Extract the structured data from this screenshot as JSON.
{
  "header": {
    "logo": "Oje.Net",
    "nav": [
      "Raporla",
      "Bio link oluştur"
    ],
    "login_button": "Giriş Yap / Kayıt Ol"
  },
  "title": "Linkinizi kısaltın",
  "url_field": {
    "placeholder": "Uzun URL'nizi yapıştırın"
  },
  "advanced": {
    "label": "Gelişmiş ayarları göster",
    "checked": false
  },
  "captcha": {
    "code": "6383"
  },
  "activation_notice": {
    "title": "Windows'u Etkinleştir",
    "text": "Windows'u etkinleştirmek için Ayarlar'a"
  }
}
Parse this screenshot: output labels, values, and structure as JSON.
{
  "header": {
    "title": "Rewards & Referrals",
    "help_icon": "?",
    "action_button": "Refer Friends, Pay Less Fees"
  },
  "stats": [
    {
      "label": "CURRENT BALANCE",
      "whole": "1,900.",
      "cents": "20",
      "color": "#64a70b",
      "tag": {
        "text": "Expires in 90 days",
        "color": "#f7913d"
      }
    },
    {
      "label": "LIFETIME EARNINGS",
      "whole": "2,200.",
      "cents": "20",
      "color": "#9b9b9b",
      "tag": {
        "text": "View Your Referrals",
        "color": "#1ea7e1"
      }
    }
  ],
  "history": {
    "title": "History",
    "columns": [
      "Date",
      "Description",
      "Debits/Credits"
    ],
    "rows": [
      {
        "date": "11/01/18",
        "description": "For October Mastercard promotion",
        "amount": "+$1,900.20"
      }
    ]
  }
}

********************

§ **Direction**: Type out the full listing again, exactly as given.

§ **Solution**:
Extract the structured data from this screenshot as JSON.
{
  "header": {
    "logo": "Oje.Net",
    "nav": [
      "Raporla",
      "Bio link oluştur"
    ],
    "login_button": "Giriş Yap / Kayıt Ol"
  },
  "title": "Linkinizi kısaltın",
  "url_field": {
    "placeholder": "Uzun URL'nizi yapıştırın"
  },
  "advanced": {
    "label": "Gelişmiş ayarları göster",
    "checked": false
  },
  "captcha": {
    "code": "6383"
  },
  "activation_notice": {
    "title": "Windows'u Etkinleştir",
    "text": "Windows'u etkinleştirmek için Ayarlar'a"
  }
}
Parse this screenshot: output labels, values, and structure as JSON.
{
  "header": {
    "title": "Rewards & Referrals",
    "help_icon": "?",
    "action_button": "Refer Friends, Pay Less Fees"
  },
  "stats": [
    {
      "label": "CURRENT BALANCE",
      "whole": "1,900.",
      "cents": "20",
      "color": "#64a70b",
      "tag": {
        "text": "Expires in 90 days",
        "color": "#f7913d"
      }
    },
    {
      "label": "LIFETIME EARNINGS",
      "whole": "2,200.",
      "cents": "20",
      "color": "#9b9b9b",
      "tag": {
        "text": "View Your Referrals",
        "color": "#1ea7e1"
      }
    }
  ],
  "history": {
    "title": "History",
    "columns": [
      "Date",
      "Description",
      "Debits/Credits"
    ],
    "rows": [
      {
        "date": "11/01/18",
        "description": "For October Mastercard promotion",
        "amount": "+$1,900.20"
      }
    ]
  }
}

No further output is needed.